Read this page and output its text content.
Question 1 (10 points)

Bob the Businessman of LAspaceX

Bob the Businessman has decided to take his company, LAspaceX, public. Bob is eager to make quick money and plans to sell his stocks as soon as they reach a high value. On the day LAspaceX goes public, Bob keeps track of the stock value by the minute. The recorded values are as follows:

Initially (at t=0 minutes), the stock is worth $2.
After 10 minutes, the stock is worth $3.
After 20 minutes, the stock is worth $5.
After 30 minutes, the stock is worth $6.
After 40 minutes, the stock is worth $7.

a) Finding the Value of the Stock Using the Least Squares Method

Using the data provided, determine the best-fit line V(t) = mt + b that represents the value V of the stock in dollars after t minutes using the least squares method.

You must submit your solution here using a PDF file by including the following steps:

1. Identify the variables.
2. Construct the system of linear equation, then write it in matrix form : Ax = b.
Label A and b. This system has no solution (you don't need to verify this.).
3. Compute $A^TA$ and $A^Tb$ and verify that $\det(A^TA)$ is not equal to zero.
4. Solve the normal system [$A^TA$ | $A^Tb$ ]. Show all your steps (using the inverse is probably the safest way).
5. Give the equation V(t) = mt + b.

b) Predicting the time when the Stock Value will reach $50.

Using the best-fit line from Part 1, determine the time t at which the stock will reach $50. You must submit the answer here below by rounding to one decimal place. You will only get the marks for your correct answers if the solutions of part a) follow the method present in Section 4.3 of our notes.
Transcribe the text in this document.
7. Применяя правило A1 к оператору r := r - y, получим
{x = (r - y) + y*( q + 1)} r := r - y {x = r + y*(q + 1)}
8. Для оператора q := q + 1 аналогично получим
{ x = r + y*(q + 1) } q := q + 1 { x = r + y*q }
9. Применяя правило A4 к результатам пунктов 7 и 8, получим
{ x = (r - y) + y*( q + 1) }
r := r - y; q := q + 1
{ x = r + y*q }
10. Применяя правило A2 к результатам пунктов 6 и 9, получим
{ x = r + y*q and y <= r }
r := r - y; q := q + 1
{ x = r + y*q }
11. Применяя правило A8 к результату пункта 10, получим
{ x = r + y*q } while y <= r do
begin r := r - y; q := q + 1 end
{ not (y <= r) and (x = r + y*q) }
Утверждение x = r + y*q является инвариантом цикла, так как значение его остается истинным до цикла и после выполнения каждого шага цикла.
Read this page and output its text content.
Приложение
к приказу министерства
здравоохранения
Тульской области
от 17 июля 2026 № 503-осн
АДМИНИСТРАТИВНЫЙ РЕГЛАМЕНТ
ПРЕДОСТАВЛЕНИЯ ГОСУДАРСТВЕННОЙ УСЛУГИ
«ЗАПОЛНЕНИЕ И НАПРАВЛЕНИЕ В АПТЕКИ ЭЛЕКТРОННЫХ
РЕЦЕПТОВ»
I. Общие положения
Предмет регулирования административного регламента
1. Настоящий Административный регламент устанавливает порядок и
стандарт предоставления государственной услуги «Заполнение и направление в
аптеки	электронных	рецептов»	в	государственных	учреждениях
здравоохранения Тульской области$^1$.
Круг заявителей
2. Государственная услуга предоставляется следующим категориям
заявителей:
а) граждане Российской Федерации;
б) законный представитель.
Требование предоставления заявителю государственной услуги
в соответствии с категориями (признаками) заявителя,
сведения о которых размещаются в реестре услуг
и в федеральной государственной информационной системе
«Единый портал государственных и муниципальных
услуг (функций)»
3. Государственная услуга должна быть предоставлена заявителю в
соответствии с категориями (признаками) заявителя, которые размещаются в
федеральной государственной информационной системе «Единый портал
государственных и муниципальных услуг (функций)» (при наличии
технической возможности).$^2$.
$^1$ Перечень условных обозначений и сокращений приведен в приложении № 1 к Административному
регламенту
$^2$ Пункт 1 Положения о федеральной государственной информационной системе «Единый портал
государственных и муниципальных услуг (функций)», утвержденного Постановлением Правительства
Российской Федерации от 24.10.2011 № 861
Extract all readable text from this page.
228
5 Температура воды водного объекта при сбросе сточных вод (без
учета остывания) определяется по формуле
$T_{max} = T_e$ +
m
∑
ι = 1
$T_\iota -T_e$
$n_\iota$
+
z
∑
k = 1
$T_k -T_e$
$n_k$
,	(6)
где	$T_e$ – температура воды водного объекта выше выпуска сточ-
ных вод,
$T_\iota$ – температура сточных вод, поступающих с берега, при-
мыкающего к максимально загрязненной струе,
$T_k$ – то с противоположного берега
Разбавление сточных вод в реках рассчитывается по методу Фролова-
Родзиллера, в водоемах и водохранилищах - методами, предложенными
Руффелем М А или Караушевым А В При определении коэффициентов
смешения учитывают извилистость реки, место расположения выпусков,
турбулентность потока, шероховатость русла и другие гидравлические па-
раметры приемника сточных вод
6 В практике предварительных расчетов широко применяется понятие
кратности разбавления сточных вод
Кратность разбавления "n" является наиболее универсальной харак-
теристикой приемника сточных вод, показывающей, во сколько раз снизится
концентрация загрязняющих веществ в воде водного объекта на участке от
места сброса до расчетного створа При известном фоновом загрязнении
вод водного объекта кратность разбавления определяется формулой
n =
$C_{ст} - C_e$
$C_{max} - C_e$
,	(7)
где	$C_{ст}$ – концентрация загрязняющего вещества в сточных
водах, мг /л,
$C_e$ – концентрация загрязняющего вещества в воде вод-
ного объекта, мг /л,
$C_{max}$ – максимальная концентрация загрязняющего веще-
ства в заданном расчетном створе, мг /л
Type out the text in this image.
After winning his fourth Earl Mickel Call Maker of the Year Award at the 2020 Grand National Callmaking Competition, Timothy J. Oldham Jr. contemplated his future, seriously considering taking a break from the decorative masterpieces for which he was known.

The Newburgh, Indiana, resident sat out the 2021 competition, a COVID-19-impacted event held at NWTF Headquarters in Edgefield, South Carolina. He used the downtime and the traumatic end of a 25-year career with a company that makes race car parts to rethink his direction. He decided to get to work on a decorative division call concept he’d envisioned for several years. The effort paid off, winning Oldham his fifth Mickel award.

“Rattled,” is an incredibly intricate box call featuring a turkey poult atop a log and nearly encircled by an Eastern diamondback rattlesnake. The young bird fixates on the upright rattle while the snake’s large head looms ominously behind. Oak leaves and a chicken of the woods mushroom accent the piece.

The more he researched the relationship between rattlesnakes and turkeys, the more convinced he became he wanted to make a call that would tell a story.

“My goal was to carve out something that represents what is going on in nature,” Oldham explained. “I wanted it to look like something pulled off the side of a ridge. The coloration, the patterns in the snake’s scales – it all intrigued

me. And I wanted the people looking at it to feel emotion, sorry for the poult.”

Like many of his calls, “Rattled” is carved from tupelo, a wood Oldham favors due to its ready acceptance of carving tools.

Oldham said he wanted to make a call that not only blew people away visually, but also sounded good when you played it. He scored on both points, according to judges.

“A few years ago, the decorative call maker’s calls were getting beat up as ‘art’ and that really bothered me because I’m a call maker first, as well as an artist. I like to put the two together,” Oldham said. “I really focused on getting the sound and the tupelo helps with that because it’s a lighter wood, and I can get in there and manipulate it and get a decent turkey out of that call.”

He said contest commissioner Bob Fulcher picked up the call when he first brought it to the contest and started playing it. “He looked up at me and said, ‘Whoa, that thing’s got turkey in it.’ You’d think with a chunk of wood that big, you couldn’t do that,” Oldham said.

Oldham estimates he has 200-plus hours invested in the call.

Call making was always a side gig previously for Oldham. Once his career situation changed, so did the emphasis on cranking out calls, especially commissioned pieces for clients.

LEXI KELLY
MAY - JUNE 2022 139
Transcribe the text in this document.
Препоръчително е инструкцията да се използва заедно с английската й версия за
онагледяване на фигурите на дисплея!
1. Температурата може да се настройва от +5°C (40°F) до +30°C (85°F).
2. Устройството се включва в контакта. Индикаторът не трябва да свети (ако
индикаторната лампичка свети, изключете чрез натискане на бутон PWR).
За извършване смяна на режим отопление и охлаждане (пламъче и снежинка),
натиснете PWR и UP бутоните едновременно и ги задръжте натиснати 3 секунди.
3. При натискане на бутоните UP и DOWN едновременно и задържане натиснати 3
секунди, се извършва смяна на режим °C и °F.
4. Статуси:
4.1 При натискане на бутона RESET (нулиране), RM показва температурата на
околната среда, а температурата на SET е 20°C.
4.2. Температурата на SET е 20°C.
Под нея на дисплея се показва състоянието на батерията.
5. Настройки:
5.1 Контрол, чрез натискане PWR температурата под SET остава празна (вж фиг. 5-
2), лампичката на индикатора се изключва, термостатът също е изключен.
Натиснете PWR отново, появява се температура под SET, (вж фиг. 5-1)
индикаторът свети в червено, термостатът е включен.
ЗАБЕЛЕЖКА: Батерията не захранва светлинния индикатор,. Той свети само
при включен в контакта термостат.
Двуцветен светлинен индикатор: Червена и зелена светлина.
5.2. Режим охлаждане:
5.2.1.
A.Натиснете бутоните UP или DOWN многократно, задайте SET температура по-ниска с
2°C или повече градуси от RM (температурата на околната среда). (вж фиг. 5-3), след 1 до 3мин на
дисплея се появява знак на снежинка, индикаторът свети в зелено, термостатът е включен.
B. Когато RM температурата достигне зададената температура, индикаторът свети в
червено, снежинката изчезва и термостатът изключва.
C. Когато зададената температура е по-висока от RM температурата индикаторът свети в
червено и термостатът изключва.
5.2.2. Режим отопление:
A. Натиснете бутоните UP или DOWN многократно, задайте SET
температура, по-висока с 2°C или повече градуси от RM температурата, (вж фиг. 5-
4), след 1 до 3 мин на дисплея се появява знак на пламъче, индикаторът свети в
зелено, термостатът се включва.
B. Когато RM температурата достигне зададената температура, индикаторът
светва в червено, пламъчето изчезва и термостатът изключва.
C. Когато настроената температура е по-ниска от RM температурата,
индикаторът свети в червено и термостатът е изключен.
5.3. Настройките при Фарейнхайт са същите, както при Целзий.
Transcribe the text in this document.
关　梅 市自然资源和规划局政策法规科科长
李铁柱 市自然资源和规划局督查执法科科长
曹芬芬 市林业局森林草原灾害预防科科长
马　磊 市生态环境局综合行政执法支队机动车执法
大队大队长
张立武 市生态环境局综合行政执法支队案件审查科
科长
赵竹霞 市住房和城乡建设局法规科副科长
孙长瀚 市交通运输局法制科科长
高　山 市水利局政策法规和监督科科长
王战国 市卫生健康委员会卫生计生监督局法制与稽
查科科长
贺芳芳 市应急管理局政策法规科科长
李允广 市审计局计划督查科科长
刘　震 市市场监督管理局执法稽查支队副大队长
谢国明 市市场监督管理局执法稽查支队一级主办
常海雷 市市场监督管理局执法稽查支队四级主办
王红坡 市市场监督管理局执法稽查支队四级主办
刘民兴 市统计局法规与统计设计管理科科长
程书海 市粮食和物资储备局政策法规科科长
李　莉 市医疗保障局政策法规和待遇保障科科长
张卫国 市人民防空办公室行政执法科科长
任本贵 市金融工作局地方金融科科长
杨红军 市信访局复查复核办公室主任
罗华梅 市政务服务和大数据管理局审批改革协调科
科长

================================

# WORK TO COMPLETE:
Locate all lines in the listing above with the word "Российской". Copy them.

# WRITTEN SOLUTION:
а) граждане Российской Федерации;
Российской Федерации от 24.10.2011 № 861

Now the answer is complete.